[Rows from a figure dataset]
◇ ◇ ◇ ◇ ◇ ◇ ◇
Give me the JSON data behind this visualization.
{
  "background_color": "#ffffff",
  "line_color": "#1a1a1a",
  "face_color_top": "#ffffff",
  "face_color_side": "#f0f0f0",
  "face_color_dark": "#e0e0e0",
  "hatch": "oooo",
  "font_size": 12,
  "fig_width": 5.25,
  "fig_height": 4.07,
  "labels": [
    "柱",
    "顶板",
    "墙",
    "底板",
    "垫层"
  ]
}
◇ ◇ ◇ ◇ ◇ ◇ ◇
Extract every line of the records above that contains the word "ffffff".

* [SOLVED PROBLEM]:
  "background_color": "#ffffff",
  "face_color_top": "#ffffff",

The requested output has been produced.